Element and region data

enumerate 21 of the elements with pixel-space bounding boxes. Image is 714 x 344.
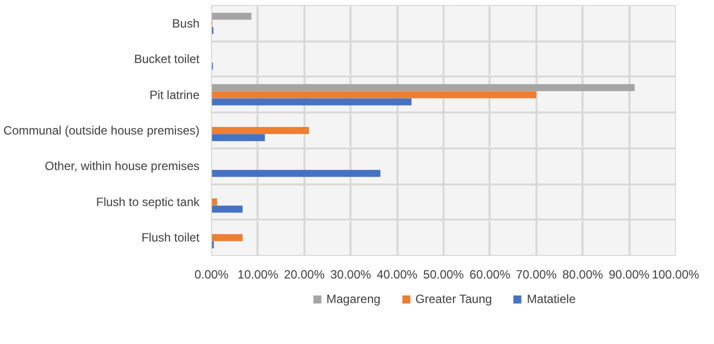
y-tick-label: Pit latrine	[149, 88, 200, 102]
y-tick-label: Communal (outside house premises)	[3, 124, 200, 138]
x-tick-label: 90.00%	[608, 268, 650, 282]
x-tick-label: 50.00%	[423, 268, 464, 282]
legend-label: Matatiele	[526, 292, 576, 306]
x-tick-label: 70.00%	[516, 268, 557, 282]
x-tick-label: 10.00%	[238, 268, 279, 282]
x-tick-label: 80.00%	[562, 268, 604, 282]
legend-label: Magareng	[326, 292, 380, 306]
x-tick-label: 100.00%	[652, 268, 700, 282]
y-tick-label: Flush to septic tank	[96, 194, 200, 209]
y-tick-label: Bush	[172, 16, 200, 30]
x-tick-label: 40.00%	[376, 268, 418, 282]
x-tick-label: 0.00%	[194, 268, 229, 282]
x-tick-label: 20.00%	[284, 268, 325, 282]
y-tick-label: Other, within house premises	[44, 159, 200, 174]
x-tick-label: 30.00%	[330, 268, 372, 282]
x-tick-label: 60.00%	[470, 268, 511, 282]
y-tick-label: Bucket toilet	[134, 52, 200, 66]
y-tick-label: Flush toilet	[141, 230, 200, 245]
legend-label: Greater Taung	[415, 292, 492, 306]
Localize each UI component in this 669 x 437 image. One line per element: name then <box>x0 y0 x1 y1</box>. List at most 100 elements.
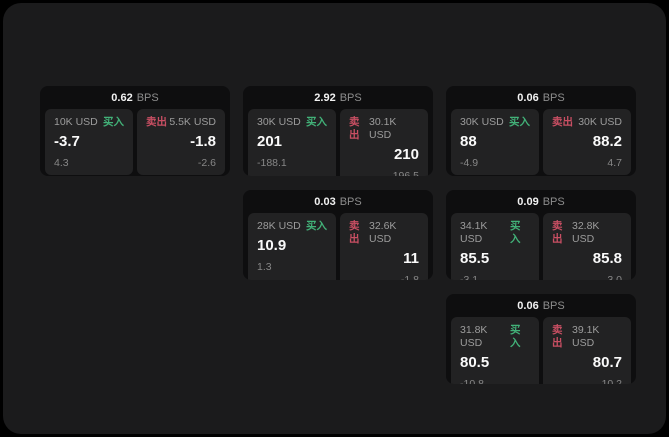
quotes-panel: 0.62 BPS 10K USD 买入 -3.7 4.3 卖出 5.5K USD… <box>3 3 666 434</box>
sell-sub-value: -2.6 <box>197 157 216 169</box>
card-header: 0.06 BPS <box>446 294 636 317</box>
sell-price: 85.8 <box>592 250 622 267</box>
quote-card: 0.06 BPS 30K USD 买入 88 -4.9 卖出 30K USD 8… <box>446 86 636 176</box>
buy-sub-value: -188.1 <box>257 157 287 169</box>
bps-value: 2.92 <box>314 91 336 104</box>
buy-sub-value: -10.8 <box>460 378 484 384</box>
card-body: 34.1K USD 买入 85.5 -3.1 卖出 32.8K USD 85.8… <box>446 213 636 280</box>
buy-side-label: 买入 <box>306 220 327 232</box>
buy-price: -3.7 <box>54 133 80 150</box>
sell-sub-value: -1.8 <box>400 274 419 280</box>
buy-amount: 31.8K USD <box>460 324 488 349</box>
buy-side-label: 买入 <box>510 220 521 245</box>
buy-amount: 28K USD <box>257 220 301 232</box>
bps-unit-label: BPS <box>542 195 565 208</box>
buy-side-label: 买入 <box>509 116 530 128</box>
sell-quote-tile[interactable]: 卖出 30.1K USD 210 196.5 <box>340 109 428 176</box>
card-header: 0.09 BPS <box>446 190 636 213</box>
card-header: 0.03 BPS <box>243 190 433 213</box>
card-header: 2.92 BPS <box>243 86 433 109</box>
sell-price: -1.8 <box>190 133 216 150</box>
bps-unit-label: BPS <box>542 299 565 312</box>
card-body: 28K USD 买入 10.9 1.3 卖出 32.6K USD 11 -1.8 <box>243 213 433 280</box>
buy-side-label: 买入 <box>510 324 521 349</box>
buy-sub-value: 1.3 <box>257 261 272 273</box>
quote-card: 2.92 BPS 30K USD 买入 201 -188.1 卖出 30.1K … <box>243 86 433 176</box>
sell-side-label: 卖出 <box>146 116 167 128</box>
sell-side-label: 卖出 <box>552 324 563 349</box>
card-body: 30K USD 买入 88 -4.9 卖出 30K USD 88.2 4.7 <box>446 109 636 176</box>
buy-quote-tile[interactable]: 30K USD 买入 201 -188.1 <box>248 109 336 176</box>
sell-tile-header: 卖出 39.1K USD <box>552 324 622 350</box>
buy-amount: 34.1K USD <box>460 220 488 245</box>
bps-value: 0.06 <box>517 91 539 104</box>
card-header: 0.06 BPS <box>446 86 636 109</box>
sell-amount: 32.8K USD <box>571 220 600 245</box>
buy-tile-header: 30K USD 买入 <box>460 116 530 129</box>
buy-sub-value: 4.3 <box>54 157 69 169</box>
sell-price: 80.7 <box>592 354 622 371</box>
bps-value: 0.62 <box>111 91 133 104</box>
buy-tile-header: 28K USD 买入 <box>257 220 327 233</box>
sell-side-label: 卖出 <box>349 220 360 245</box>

◆ PROBLEM TO WORK ON ◆
Copy every one of the rows above word for word, omitting the pictures.

◆ SOLUTION TO THIS EXERCISE ◆
enumerate 21 of the elements with pixel-space bounding boxes. Image is 714 x 344.
y-tick-label: Pit latrine	[149, 88, 200, 102]
y-tick-label: Communal (outside house premises)	[3, 124, 200, 138]
x-tick-label: 90.00%	[608, 268, 650, 282]
x-tick-label: 50.00%	[423, 268, 464, 282]
legend-label: Matatiele	[526, 292, 576, 306]
x-tick-label: 70.00%	[516, 268, 557, 282]
x-tick-label: 10.00%	[238, 268, 279, 282]
x-tick-label: 80.00%	[562, 268, 604, 282]
legend-label: Magareng	[326, 292, 380, 306]
x-tick-label: 100.00%	[652, 268, 700, 282]
y-tick-label: Flush to septic tank	[96, 194, 200, 209]
y-tick-label: Bush	[172, 16, 200, 30]
x-tick-label: 40.00%	[376, 268, 418, 282]
x-tick-label: 0.00%	[194, 268, 229, 282]
x-tick-label: 20.00%	[284, 268, 325, 282]
y-tick-label: Other, within house premises	[44, 159, 200, 174]
x-tick-label: 30.00%	[330, 268, 372, 282]
x-tick-label: 60.00%	[470, 268, 511, 282]
y-tick-label: Bucket toilet	[134, 52, 200, 66]
y-tick-label: Flush toilet	[141, 230, 200, 245]
legend-label: Greater Taung	[415, 292, 492, 306]
Localize each UI component in this 669 x 437 image. One line per element: name then <box>x0 y0 x1 y1</box>. List at most 100 elements.
quotes-panel: 0.62 BPS 10K USD 买入 -3.7 4.3 卖出 5.5K USD… <box>3 3 666 434</box>
sell-sub-value: -2.6 <box>197 157 216 169</box>
card-header: 0.06 BPS <box>446 294 636 317</box>
sell-price: 85.8 <box>592 250 622 267</box>
quote-card: 0.06 BPS 30K USD 买入 88 -4.9 卖出 30K USD 8… <box>446 86 636 176</box>
buy-sub-value: -188.1 <box>257 157 287 169</box>
bps-value: 2.92 <box>314 91 336 104</box>
buy-sub-value: -10.8 <box>460 378 484 384</box>
card-body: 34.1K USD 买入 85.5 -3.1 卖出 32.8K USD 85.8… <box>446 213 636 280</box>
buy-side-label: 买入 <box>306 220 327 232</box>
buy-price: -3.7 <box>54 133 80 150</box>
sell-sub-value: -1.8 <box>400 274 419 280</box>
buy-amount: 31.8K USD <box>460 324 488 349</box>
buy-side-label: 买入 <box>510 220 521 245</box>
buy-amount: 28K USD <box>257 220 301 232</box>
bps-unit-label: BPS <box>542 195 565 208</box>
buy-side-label: 买入 <box>509 116 530 128</box>
sell-quote-tile[interactable]: 卖出 30.1K USD 210 196.5 <box>340 109 428 176</box>
card-header: 0.09 BPS <box>446 190 636 213</box>
card-header: 0.03 BPS <box>243 190 433 213</box>
card-header: 2.92 BPS <box>243 86 433 109</box>
sell-price: -1.8 <box>190 133 216 150</box>
bps-unit-label: BPS <box>542 299 565 312</box>
card-body: 28K USD 买入 10.9 1.3 卖出 32.6K USD 11 -1.8 <box>243 213 433 280</box>
buy-side-label: 买入 <box>510 324 521 349</box>
buy-sub-value: 1.3 <box>257 261 272 273</box>
quote-card: 2.92 BPS 30K USD 买入 201 -188.1 卖出 30.1K … <box>243 86 433 176</box>
sell-side-label: 卖出 <box>146 116 167 128</box>
sell-side-label: 卖出 <box>552 324 563 349</box>
card-body: 30K USD 买入 88 -4.9 卖出 30K USD 88.2 4.7 <box>446 109 636 176</box>
buy-quote-tile[interactable]: 30K USD 买入 201 -188.1 <box>248 109 336 176</box>
sell-tile-header: 卖出 39.1K USD <box>552 324 622 350</box>
buy-amount: 34.1K USD <box>460 220 488 245</box>
bps-value: 0.06 <box>517 91 539 104</box>
card-header: 0.06 BPS <box>446 86 636 109</box>
sell-amount: 32.8K USD <box>571 220 600 245</box>
buy-tile-header: 30K USD 买入 <box>460 116 530 129</box>
buy-sub-value: 4.3 <box>54 157 69 169</box>
sell-price: 80.7 <box>592 354 622 371</box>
bps-value: 0.62 <box>111 91 133 104</box>
buy-tile-header: 28K USD 买入 <box>257 220 327 233</box>
sell-side-label: 卖出 <box>349 220 360 245</box>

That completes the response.